### [Required task]
Search the material for the string "title" and copy each line where it occurs.

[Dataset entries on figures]
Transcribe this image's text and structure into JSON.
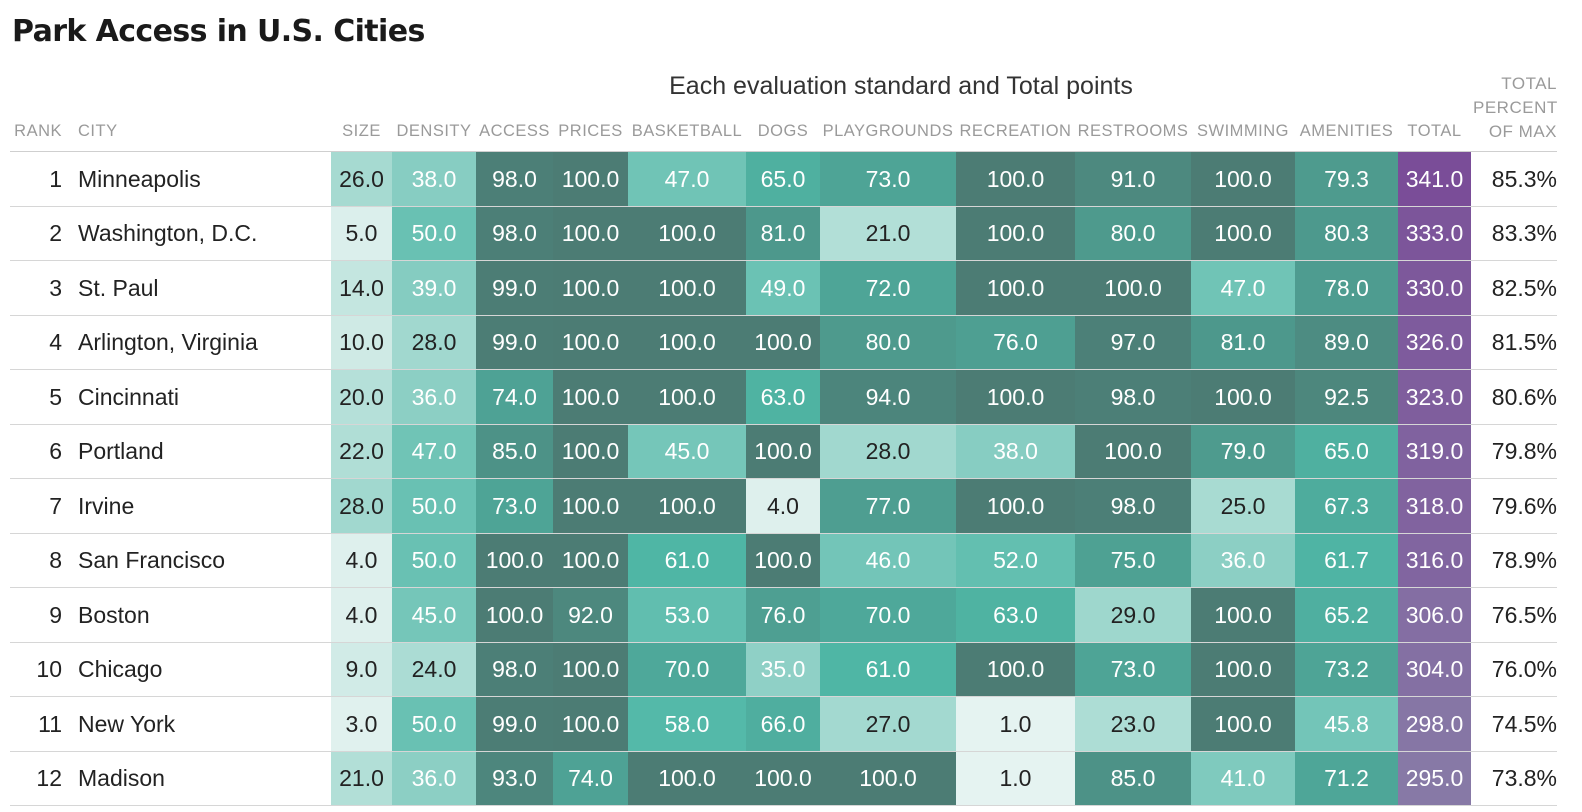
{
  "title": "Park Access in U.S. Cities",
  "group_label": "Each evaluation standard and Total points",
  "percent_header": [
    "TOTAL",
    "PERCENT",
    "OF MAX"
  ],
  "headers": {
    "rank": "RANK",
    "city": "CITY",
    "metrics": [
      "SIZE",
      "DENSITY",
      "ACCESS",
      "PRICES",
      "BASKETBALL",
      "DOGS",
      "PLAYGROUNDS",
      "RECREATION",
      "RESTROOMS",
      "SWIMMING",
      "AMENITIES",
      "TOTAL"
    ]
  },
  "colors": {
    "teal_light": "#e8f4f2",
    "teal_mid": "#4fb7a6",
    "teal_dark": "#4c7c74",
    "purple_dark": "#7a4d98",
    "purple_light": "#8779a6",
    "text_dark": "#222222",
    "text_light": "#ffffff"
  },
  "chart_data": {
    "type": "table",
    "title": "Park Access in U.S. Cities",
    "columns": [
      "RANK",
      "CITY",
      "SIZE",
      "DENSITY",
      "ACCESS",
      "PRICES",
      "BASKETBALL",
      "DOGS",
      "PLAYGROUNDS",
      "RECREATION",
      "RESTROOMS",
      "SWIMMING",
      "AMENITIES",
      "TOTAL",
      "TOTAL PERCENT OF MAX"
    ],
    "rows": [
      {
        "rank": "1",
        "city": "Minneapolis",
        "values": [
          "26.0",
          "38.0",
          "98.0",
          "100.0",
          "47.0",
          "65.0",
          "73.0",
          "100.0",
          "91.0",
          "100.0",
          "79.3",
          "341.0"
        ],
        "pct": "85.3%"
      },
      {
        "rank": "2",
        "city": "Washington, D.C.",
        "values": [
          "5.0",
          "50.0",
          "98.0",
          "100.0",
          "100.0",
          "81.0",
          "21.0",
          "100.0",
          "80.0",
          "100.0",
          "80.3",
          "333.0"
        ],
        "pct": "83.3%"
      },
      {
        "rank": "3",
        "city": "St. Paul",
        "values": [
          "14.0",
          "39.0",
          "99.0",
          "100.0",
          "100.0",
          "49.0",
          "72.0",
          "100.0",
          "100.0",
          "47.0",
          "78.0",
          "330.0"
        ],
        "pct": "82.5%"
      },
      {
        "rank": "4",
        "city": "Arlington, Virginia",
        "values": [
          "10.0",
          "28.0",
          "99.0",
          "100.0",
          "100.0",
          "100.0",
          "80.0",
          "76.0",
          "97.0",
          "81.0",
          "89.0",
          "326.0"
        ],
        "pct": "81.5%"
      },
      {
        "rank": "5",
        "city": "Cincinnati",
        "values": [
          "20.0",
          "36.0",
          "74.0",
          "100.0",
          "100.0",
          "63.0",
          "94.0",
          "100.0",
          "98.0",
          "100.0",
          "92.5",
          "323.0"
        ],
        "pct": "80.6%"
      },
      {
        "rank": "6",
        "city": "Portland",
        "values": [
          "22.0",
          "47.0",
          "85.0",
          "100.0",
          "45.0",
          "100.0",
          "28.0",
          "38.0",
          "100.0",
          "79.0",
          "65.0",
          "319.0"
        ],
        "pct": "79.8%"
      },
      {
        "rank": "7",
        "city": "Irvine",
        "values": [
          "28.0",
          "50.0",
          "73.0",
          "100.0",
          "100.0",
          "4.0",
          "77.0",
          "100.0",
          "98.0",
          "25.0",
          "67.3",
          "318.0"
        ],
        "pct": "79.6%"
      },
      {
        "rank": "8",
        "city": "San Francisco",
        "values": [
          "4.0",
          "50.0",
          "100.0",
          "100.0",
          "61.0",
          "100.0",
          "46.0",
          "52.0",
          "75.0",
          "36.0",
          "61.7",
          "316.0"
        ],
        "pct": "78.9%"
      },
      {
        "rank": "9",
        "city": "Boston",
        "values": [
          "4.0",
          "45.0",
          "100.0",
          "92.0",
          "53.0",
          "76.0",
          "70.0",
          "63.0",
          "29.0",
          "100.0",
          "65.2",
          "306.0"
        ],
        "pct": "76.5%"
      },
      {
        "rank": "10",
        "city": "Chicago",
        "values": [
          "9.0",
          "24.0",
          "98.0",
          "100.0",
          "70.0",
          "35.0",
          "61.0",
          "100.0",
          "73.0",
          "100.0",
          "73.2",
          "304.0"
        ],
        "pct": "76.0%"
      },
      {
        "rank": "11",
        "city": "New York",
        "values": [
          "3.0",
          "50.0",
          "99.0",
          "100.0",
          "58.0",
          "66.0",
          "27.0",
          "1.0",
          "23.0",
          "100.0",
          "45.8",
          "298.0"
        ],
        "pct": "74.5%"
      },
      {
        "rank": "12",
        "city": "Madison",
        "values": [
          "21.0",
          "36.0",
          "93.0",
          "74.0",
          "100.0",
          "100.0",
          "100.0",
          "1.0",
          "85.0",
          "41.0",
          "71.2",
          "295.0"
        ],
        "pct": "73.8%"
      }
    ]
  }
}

==

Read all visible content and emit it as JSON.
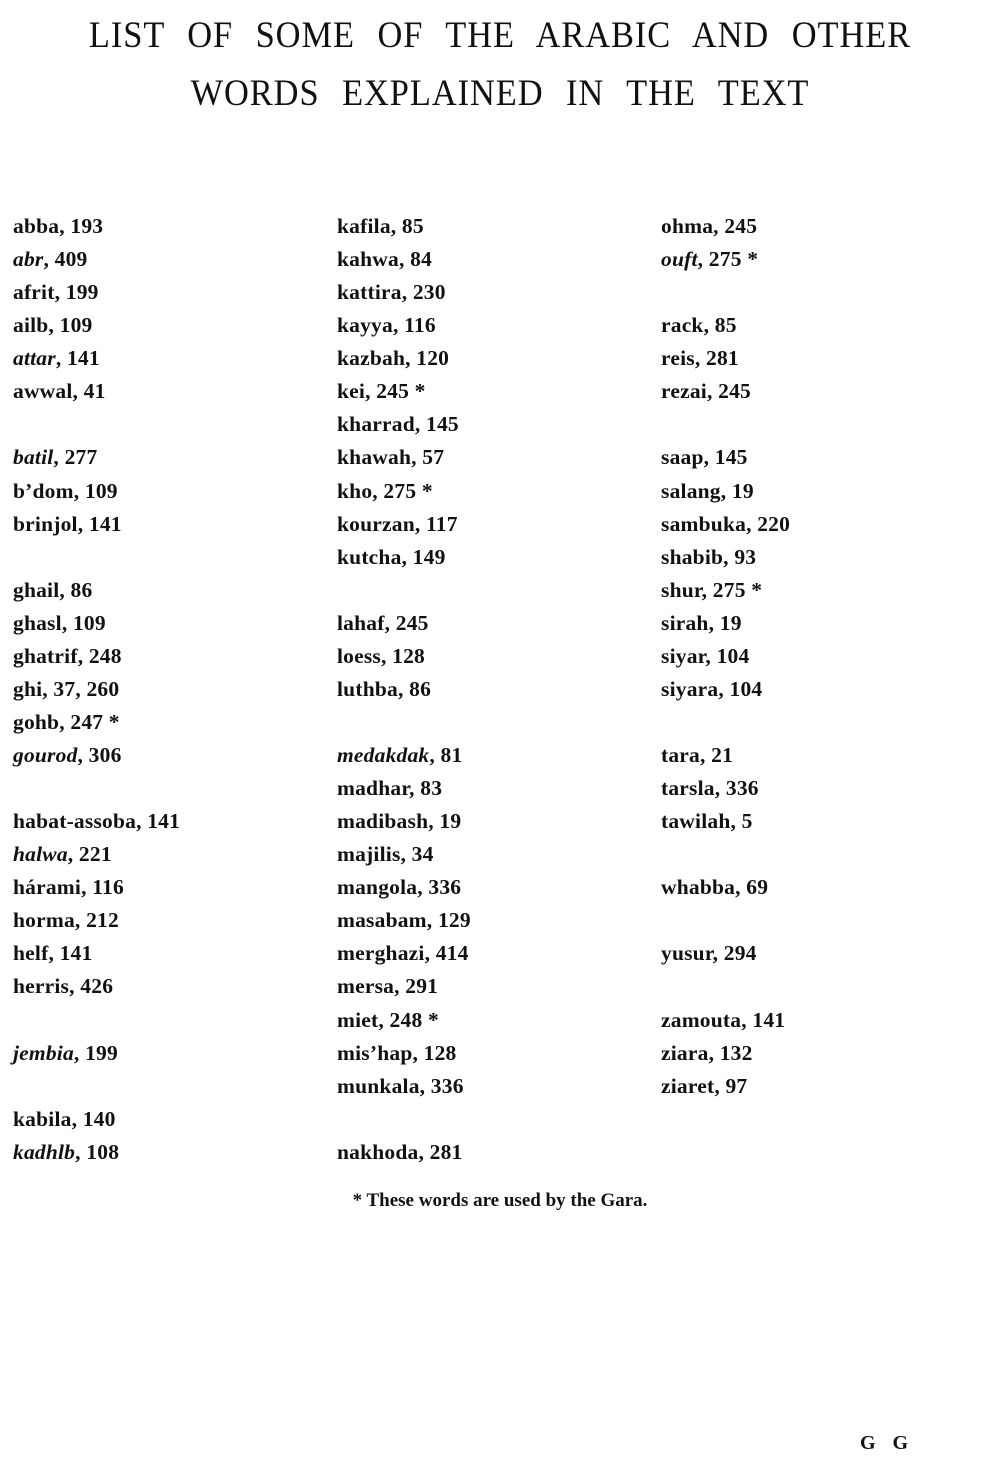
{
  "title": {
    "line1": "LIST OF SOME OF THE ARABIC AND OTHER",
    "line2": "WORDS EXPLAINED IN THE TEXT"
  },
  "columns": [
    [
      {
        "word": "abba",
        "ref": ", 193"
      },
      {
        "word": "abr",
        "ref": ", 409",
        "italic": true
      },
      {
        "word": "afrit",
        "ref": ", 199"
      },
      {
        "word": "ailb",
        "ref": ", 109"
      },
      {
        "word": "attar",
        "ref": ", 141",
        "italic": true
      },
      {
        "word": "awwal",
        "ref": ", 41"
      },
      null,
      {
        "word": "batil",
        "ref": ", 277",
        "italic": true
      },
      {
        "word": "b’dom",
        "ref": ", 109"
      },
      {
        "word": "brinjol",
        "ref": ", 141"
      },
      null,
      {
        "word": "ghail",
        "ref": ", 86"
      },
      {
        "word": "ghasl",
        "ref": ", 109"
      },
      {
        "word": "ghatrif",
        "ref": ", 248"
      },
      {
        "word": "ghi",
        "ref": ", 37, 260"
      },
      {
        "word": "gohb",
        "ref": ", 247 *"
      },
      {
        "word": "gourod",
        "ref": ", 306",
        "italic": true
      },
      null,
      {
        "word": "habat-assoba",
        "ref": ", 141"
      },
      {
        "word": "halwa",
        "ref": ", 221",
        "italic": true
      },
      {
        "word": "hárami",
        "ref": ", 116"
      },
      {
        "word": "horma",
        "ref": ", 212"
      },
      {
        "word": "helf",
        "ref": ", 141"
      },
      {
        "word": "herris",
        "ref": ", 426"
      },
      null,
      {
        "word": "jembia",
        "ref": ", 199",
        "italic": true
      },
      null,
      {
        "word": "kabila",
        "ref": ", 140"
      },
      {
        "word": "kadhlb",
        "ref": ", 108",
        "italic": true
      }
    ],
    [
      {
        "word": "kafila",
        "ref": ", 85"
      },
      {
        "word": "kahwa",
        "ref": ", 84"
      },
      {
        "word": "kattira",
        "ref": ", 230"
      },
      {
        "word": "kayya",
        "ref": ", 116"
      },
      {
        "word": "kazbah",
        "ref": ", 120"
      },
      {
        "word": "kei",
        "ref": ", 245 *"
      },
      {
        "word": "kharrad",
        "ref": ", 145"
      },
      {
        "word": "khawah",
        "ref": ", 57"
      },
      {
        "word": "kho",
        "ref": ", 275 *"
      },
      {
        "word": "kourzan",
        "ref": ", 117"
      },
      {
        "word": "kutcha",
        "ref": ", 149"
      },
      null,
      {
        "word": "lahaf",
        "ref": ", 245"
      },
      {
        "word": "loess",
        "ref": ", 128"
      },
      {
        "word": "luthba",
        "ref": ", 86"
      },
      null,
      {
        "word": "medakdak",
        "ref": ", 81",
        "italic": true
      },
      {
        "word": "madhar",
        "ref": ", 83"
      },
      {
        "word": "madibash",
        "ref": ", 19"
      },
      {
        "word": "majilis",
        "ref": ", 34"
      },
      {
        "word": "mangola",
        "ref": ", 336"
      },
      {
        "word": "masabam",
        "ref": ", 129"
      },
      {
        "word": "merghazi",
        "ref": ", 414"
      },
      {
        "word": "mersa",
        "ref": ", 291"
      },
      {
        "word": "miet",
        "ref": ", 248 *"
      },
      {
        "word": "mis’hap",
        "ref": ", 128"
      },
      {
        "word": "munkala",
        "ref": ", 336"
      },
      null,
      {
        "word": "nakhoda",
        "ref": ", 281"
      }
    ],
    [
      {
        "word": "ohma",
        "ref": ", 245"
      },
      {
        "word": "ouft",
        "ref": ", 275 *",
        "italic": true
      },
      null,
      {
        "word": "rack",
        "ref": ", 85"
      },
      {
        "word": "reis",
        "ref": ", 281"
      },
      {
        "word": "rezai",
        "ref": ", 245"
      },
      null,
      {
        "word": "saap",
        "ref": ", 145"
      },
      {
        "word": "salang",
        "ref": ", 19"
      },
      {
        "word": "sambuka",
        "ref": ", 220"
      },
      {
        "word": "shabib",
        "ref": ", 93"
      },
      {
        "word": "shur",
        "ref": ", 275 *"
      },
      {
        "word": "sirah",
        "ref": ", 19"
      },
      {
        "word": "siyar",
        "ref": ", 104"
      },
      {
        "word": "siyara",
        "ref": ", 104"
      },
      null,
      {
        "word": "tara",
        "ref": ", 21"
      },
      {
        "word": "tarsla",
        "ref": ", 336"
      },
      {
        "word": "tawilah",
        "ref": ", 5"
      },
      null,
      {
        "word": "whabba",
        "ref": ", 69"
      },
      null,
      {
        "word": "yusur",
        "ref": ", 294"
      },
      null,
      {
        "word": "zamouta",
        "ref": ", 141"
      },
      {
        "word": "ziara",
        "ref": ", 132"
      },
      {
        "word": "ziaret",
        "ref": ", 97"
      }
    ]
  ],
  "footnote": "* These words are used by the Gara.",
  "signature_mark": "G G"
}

### [Answer to this problem]
  "title": "Park Access in U.S. Cities",
    "title": "Park Access in U.S. Cities",
  "title": {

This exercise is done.